INSTRUCTION – List each line holding the string "screenshot".

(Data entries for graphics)
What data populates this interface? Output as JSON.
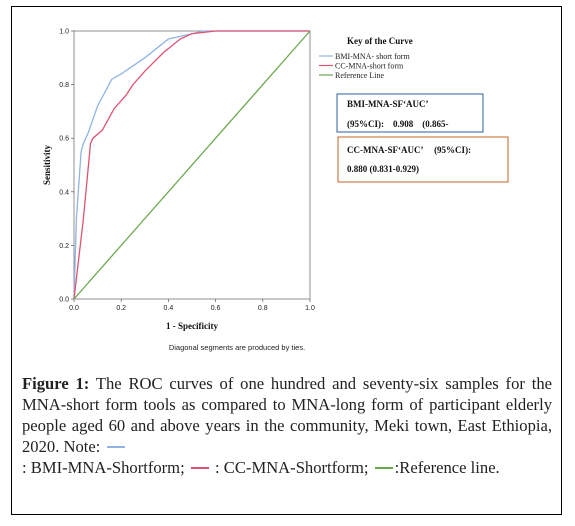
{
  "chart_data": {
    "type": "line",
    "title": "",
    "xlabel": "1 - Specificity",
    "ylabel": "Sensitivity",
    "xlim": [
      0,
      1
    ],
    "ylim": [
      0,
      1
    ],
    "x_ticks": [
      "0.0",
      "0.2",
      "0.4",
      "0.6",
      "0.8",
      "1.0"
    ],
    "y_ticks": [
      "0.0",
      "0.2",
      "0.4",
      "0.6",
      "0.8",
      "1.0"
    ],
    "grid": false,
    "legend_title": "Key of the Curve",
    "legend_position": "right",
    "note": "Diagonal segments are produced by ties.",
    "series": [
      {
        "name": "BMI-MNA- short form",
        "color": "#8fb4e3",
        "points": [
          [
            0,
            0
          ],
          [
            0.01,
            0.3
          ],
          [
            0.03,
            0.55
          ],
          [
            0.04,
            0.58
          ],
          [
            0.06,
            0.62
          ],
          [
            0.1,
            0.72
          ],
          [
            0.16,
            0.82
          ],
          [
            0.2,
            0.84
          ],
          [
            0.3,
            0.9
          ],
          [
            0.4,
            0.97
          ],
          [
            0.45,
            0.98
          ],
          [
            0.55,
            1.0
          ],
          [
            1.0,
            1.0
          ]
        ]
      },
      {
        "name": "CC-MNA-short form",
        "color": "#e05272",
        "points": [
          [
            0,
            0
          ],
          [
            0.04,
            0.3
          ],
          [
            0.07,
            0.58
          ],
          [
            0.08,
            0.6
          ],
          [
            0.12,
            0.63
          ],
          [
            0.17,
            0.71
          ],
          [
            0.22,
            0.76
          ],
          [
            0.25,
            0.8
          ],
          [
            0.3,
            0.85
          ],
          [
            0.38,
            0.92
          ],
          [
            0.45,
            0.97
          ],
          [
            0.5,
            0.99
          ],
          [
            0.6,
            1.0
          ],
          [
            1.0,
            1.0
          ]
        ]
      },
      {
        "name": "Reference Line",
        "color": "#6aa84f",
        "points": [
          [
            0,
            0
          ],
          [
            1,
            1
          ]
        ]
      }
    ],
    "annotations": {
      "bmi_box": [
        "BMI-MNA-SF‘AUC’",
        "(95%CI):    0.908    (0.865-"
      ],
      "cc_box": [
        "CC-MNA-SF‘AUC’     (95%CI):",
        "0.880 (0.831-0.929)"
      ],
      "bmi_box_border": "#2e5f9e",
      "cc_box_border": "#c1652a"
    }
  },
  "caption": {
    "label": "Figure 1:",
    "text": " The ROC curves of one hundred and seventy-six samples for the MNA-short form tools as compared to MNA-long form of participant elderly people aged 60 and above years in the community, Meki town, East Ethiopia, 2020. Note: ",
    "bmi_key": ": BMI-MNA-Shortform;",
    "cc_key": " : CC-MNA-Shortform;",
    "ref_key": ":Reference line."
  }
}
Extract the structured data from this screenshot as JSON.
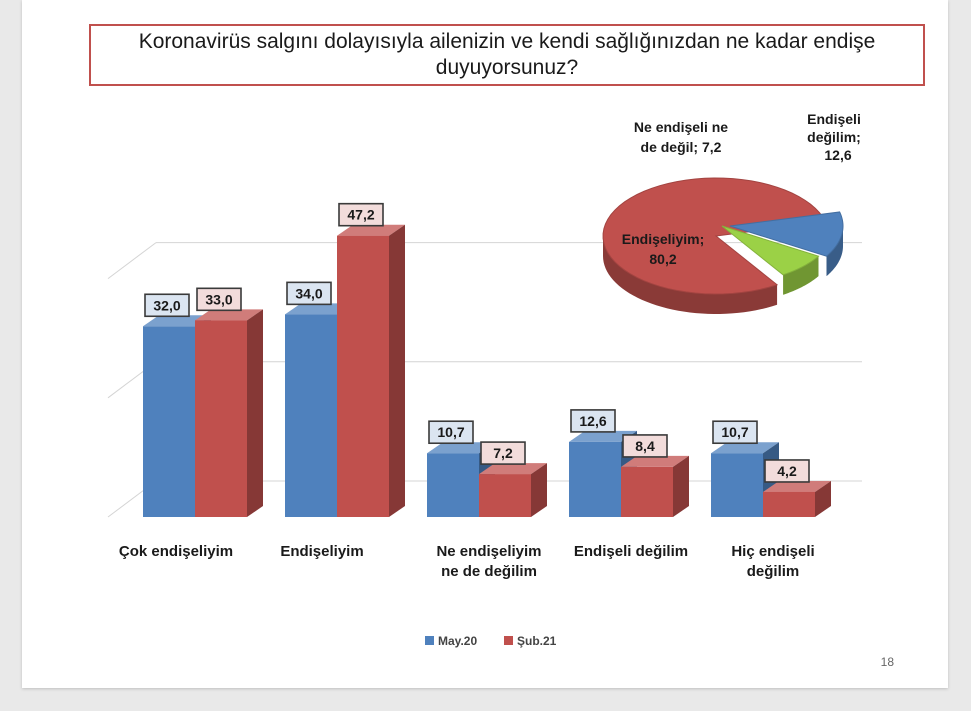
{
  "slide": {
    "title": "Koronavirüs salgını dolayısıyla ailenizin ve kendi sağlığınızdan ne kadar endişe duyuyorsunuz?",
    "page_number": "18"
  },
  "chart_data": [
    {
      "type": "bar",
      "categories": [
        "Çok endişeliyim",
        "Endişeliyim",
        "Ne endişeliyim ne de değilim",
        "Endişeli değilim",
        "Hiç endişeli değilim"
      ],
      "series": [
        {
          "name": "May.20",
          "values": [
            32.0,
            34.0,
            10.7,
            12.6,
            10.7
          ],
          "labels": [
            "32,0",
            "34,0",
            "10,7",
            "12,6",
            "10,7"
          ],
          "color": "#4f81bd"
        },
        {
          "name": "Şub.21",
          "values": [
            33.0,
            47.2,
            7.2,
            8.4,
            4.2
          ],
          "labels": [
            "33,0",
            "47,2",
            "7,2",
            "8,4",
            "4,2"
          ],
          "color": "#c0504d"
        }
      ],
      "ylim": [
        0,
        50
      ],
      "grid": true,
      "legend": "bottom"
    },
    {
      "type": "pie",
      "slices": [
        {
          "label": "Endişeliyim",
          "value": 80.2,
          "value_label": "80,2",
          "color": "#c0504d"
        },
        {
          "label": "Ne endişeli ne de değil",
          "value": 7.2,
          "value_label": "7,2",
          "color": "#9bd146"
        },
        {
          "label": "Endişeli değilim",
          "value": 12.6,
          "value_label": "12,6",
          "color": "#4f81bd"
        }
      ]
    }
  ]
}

* * *

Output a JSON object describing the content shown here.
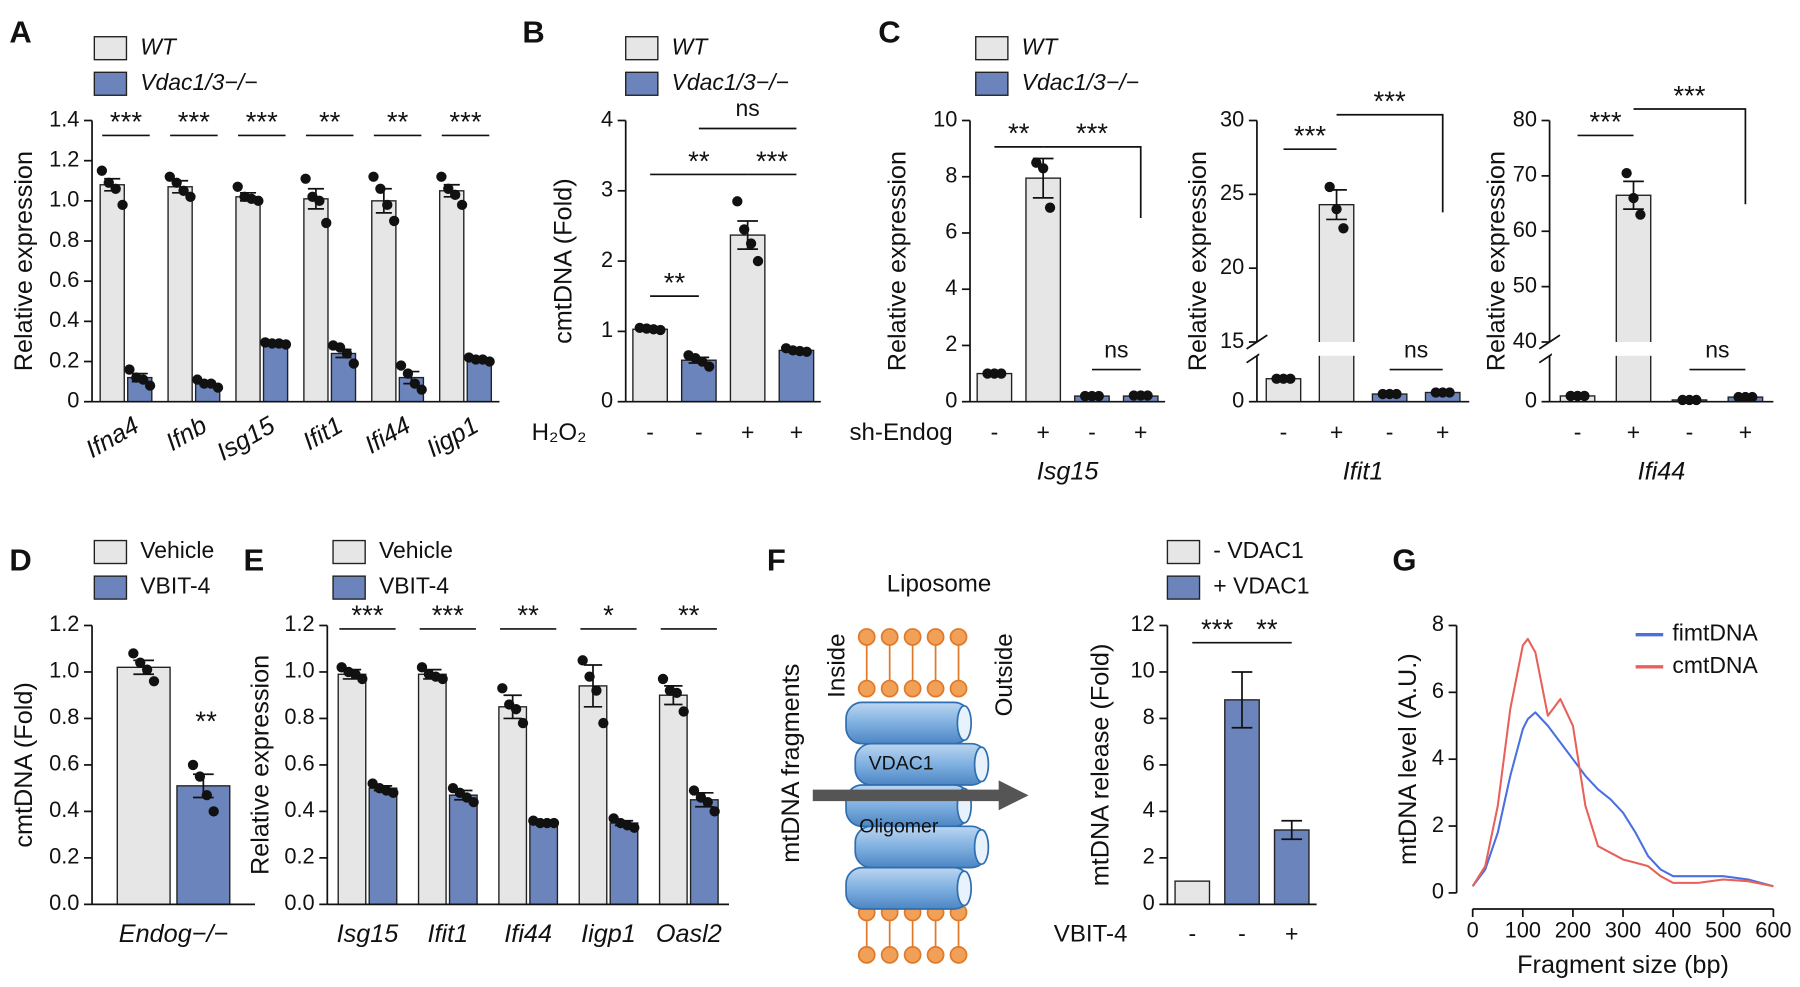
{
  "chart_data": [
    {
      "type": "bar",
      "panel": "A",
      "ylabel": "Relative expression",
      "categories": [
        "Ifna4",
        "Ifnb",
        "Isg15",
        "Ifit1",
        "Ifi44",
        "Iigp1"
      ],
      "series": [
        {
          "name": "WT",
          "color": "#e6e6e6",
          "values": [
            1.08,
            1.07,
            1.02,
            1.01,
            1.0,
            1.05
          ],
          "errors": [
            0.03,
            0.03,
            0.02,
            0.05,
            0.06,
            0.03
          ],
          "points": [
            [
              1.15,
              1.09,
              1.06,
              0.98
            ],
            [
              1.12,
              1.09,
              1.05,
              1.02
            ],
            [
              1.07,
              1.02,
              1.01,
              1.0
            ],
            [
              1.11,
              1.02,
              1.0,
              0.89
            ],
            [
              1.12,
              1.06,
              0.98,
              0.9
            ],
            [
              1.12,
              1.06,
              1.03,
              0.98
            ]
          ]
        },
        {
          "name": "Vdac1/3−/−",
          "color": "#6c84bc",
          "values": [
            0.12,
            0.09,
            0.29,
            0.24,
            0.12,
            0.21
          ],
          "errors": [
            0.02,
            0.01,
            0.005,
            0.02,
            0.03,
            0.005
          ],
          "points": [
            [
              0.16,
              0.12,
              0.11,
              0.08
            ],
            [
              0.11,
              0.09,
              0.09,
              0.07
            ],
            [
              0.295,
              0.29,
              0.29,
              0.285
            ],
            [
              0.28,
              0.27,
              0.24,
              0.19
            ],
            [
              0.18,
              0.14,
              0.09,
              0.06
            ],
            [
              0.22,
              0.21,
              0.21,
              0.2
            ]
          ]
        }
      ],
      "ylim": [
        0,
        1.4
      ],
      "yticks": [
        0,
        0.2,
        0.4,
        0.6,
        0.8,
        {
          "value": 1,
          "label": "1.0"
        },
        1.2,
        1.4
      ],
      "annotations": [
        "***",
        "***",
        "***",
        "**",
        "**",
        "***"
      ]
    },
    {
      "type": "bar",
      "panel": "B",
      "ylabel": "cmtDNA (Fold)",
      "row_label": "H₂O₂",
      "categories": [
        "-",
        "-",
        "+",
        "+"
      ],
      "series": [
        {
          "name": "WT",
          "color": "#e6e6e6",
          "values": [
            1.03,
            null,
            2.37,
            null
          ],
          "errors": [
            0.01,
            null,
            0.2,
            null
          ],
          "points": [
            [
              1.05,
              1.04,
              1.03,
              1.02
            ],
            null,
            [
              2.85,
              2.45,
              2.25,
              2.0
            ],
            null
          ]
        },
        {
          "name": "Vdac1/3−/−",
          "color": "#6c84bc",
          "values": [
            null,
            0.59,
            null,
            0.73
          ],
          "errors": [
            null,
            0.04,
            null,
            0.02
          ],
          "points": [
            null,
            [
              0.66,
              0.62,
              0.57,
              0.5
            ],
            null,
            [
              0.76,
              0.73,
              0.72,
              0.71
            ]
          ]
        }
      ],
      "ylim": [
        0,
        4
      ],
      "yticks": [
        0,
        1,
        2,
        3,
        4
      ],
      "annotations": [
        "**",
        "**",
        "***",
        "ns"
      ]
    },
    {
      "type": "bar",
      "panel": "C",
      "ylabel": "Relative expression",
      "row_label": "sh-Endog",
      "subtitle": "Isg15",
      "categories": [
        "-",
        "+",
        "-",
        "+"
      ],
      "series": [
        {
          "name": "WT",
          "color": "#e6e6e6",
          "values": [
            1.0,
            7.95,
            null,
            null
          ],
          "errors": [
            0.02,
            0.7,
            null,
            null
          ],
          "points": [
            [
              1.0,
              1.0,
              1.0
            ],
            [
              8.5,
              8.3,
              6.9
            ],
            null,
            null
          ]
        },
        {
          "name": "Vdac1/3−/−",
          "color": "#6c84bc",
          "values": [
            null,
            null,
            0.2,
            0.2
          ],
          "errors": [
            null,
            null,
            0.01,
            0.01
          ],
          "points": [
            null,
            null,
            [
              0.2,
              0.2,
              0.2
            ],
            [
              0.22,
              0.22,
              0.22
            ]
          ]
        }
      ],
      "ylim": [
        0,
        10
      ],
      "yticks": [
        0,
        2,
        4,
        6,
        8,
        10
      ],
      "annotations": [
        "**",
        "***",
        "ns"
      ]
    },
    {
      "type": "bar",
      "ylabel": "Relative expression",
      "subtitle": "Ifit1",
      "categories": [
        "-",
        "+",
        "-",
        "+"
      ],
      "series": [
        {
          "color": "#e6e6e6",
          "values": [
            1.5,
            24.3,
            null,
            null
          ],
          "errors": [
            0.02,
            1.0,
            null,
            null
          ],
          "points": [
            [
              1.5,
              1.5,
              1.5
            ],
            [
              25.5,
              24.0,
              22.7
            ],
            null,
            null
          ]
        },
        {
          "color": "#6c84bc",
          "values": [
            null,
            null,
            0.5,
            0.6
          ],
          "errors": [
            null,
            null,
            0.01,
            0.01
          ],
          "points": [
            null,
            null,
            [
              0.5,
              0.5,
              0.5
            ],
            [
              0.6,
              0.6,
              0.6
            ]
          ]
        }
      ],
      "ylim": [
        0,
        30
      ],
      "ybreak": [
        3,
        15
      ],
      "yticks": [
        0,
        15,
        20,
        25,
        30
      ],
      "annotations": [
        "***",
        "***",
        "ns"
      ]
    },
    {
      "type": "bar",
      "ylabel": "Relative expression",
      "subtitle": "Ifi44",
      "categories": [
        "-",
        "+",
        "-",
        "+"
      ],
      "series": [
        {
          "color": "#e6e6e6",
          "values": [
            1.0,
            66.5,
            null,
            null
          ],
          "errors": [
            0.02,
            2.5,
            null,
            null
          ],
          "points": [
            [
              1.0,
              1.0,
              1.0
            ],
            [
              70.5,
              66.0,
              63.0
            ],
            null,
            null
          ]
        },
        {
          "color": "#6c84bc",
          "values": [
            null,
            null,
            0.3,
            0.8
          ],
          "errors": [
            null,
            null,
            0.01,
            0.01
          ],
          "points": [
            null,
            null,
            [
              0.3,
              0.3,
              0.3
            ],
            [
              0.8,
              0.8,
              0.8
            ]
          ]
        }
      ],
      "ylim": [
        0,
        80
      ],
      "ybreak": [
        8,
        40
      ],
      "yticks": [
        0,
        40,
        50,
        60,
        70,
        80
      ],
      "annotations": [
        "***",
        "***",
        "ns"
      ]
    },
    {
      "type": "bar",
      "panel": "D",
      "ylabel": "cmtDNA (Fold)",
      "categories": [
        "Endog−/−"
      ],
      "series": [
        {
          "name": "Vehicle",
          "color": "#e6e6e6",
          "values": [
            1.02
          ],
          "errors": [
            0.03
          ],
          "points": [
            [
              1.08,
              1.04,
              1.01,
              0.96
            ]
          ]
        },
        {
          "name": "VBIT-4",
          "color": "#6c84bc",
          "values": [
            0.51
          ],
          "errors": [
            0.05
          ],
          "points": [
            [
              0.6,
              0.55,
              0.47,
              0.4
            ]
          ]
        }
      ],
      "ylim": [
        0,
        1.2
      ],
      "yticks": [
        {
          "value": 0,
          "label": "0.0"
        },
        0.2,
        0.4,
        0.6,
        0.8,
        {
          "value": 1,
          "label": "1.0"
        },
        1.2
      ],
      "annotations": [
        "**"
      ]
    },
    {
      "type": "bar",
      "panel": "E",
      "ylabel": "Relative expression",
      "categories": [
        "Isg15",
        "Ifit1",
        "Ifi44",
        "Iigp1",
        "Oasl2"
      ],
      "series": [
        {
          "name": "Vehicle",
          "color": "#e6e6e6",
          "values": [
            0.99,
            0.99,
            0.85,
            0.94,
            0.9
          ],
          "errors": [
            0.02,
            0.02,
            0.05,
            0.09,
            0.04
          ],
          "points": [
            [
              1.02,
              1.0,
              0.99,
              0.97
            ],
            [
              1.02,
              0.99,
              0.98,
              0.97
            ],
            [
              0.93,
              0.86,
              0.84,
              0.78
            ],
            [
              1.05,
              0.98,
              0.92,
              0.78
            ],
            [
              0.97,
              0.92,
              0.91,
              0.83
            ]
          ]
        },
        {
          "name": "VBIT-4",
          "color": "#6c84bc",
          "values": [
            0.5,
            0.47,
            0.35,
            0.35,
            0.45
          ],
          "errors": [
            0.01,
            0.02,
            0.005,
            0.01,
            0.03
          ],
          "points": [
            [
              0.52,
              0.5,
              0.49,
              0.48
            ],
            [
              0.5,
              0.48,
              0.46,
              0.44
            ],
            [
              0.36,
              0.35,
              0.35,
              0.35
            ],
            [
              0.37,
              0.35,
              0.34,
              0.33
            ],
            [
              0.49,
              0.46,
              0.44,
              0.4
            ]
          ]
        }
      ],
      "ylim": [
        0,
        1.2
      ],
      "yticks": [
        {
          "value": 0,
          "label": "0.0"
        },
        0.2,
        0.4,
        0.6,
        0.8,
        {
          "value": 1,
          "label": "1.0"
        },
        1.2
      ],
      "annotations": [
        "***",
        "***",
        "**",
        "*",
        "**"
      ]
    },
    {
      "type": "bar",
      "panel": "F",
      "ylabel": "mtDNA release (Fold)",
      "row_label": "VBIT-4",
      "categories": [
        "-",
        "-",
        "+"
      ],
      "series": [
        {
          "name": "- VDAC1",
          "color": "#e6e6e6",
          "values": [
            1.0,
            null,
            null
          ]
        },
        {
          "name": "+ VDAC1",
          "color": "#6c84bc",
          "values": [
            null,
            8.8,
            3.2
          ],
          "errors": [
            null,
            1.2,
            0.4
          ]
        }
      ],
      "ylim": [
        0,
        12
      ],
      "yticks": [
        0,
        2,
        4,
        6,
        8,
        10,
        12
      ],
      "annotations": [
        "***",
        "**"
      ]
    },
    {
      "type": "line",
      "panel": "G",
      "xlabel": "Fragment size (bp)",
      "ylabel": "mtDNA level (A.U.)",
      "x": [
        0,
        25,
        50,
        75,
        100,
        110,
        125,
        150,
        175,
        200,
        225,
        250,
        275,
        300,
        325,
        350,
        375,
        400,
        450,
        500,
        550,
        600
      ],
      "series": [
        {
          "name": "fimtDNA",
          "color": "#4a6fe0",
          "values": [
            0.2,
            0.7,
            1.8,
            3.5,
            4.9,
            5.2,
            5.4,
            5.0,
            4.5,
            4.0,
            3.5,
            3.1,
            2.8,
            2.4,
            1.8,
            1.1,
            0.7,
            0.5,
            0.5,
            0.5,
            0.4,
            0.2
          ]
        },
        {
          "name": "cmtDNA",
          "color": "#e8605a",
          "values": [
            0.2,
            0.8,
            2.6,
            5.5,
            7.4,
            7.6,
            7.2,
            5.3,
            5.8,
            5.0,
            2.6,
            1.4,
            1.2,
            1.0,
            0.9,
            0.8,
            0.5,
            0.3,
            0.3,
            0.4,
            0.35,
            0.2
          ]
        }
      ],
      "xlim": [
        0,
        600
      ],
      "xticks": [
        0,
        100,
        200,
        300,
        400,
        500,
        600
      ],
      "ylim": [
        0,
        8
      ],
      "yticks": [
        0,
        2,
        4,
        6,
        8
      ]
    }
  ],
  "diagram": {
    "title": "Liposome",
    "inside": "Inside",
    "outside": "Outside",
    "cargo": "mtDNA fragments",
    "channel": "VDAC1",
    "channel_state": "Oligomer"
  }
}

==

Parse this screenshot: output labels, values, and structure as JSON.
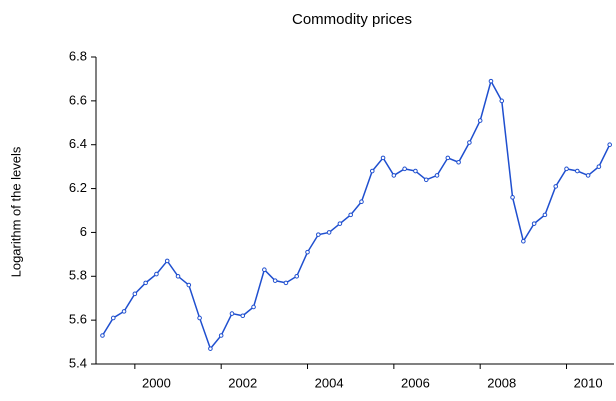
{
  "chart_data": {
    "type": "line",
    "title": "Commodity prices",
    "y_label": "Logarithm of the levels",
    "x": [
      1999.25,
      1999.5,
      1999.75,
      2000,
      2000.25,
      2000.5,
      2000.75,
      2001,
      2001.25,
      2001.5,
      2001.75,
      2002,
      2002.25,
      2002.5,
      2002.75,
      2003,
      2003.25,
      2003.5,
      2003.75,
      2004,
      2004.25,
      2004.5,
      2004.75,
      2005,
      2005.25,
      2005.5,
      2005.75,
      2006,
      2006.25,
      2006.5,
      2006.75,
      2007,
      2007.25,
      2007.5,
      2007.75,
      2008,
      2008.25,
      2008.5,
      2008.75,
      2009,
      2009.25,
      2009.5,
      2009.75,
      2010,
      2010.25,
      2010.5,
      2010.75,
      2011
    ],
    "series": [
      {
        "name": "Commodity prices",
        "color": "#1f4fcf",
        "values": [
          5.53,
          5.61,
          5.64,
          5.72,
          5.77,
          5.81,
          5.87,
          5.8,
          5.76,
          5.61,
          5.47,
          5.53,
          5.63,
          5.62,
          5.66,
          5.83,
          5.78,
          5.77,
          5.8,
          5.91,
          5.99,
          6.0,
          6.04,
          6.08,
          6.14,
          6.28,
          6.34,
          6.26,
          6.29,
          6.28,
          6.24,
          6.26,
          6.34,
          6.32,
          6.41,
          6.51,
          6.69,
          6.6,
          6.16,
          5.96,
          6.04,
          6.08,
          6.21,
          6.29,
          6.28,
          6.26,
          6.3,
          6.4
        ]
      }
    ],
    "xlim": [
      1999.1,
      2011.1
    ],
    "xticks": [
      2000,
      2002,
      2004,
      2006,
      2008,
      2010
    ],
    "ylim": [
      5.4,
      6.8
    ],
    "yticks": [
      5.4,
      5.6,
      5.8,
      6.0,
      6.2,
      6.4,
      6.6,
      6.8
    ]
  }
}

RESPONSE FOR THIS EXERCISE –
Extract the structured data from this screenshot as JSON.
Parse this screenshot: output labels, values, and structure as JSON.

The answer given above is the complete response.